_Goal_: Please copy, word for word, everything from the start of the listing down to the line containing "paste-button[interactable]: 粘贴(P) [865, 381, 905, 398]", including both the first line and that one.

== Information supplied

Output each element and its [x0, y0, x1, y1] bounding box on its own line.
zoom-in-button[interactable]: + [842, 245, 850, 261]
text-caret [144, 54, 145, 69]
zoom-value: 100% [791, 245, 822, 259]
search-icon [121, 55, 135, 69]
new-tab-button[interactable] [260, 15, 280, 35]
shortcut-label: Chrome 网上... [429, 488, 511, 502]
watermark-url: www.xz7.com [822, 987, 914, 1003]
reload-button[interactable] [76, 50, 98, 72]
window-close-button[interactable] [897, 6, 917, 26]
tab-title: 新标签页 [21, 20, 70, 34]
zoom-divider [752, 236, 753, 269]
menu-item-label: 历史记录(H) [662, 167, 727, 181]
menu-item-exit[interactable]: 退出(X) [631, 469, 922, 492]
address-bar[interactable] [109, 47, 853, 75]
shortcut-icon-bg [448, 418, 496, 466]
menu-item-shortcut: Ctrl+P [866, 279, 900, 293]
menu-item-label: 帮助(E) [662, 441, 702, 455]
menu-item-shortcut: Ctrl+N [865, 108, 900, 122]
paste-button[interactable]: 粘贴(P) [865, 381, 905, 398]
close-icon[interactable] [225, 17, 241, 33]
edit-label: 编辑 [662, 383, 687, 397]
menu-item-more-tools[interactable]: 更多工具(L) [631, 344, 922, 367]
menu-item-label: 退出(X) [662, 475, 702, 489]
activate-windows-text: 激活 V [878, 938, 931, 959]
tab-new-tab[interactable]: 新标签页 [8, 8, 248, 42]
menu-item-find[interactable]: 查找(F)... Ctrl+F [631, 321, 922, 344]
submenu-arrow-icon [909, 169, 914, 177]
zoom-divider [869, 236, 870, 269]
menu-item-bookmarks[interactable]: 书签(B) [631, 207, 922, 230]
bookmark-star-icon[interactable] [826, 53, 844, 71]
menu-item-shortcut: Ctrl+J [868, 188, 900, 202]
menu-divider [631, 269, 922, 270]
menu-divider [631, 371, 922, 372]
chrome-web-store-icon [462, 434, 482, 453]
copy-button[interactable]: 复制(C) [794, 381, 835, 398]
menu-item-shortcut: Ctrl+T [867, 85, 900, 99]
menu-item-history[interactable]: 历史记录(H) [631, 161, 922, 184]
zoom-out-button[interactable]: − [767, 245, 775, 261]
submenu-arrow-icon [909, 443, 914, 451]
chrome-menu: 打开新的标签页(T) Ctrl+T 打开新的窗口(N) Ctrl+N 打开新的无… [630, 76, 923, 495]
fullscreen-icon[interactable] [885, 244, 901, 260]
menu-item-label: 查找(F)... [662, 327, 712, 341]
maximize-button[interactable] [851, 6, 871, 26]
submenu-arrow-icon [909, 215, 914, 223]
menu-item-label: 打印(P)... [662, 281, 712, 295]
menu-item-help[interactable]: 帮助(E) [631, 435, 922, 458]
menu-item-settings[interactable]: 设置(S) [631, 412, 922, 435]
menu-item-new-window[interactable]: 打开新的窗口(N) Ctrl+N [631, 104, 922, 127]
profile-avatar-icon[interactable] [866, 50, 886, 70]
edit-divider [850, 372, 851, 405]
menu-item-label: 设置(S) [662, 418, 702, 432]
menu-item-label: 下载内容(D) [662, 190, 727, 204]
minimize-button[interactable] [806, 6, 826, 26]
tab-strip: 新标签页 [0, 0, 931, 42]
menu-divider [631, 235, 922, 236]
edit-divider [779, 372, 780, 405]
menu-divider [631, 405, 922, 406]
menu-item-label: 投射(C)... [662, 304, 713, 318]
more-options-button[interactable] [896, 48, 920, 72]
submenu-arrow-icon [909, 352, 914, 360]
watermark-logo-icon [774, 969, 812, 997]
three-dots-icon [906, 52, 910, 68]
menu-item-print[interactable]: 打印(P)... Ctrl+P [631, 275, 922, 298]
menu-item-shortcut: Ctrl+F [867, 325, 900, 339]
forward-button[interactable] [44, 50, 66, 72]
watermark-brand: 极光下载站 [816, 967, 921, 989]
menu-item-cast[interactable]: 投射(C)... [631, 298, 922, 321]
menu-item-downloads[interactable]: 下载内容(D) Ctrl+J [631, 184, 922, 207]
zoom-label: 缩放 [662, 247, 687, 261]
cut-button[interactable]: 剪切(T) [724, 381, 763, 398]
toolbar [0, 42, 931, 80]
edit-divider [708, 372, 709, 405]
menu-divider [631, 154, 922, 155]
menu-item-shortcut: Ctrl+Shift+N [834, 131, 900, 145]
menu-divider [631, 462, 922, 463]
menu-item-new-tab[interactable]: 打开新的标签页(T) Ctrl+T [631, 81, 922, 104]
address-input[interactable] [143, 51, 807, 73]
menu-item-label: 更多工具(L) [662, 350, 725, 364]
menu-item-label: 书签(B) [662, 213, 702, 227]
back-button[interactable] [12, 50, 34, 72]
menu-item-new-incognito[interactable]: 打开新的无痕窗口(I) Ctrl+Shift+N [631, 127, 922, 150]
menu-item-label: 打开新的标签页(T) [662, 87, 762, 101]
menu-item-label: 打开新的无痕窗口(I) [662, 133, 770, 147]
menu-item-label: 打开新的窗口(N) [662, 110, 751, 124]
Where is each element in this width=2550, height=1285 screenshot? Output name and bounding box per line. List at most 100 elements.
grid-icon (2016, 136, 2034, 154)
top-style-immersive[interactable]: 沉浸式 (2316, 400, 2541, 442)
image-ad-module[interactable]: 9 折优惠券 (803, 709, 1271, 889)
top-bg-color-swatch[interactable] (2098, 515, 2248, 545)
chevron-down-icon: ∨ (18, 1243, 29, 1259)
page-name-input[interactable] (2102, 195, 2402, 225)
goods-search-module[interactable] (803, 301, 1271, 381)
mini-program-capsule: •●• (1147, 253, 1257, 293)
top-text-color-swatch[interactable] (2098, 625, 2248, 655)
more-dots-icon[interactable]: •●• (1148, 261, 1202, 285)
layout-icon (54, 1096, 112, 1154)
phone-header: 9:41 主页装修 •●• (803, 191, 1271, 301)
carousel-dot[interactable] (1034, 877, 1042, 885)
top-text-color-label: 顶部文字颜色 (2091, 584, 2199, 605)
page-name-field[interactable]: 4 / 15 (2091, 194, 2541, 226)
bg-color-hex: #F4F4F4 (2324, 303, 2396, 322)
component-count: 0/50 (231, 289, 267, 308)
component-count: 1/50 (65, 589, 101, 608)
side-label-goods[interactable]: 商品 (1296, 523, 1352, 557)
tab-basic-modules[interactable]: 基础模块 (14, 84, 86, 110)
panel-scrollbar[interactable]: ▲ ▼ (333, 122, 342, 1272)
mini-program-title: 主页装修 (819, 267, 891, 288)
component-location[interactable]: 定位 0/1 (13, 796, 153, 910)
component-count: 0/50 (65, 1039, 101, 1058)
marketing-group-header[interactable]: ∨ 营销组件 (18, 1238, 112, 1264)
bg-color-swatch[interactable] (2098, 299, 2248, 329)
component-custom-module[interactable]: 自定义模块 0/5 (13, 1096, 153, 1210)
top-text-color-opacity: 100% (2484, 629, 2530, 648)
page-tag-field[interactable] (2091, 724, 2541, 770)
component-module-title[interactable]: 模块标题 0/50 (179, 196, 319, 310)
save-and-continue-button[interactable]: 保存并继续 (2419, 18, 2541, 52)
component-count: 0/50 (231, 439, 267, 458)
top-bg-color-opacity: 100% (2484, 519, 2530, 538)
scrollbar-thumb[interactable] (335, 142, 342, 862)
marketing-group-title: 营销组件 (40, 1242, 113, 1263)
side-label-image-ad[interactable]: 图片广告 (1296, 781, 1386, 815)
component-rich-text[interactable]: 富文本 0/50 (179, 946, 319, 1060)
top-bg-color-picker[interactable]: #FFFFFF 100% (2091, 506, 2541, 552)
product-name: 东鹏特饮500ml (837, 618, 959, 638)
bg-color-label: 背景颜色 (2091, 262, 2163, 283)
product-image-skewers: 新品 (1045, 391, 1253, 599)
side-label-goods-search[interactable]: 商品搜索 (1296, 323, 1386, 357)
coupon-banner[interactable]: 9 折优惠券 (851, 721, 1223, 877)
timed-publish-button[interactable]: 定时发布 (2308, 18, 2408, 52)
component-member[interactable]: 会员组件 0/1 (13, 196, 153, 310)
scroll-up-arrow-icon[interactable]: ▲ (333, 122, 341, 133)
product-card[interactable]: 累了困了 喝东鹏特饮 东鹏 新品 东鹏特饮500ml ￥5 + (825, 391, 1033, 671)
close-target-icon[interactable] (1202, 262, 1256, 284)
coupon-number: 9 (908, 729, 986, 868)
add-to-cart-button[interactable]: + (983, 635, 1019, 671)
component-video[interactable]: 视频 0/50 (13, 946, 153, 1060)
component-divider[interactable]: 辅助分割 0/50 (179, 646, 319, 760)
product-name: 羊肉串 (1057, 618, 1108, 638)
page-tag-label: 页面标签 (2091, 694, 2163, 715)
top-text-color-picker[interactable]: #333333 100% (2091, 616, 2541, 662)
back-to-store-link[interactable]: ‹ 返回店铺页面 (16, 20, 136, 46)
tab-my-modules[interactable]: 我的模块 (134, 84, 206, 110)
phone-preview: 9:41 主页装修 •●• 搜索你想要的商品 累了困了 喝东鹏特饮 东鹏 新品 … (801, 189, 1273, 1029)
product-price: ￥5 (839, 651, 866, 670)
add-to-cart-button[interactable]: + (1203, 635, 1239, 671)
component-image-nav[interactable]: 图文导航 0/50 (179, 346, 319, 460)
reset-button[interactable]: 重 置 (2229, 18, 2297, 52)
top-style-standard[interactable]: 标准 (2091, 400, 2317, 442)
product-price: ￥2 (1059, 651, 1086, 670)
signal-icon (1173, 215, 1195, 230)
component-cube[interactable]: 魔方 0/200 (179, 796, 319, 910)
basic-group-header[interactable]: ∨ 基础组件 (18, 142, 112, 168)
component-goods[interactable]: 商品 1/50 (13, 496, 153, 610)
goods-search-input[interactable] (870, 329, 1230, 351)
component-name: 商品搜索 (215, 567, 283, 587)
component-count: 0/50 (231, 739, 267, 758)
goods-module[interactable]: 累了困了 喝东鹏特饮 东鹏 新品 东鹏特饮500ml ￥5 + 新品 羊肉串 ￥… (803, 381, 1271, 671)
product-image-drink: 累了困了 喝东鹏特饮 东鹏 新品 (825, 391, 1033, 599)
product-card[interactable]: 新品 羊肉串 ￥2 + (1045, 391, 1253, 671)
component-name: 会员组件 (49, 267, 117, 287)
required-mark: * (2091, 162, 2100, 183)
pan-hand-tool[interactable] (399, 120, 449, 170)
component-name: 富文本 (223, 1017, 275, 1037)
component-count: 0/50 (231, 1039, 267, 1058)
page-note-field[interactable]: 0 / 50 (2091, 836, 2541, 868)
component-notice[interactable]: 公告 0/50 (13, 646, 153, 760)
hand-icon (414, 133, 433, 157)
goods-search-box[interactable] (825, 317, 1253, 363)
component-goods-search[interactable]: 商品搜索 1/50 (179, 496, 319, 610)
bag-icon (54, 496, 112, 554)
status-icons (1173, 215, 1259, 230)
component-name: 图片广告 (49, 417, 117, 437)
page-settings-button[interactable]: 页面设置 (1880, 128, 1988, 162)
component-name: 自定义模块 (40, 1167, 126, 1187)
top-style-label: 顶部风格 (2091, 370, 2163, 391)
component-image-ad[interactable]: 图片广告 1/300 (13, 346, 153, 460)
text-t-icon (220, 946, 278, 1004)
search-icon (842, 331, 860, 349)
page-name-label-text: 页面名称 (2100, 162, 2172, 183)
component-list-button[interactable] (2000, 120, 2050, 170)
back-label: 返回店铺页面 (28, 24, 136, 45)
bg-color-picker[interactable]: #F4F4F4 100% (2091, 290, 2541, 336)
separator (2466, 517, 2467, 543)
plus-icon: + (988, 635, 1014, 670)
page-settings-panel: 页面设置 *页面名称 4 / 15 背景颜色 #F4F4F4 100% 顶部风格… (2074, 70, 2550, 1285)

====

_Written response_:
Output each element and its [x0, y0, x1, y1] bounding box on its own line.
zoom-in-button[interactable]: + [842, 245, 850, 261]
text-caret [144, 54, 145, 69]
zoom-value: 100% [791, 245, 822, 259]
search-icon [121, 55, 135, 69]
new-tab-button[interactable] [260, 15, 280, 35]
shortcut-label: Chrome 网上... [429, 488, 511, 502]
watermark-url: www.xz7.com [822, 987, 914, 1003]
reload-button[interactable] [76, 50, 98, 72]
window-close-button[interactable] [897, 6, 917, 26]
tab-title: 新标签页 [21, 20, 70, 34]
zoom-divider [752, 236, 753, 269]
menu-item-label: 历史记录(H) [662, 167, 727, 181]
menu-item-exit[interactable]: 退出(X) [631, 469, 922, 492]
address-bar[interactable] [109, 47, 853, 75]
shortcut-icon-bg [448, 418, 496, 466]
menu-item-shortcut: Ctrl+P [866, 279, 900, 293]
menu-item-label: 帮助(E) [662, 441, 702, 455]
menu-item-shortcut: Ctrl+N [865, 108, 900, 122]
paste-button[interactable]: 粘贴(P) [865, 381, 905, 398]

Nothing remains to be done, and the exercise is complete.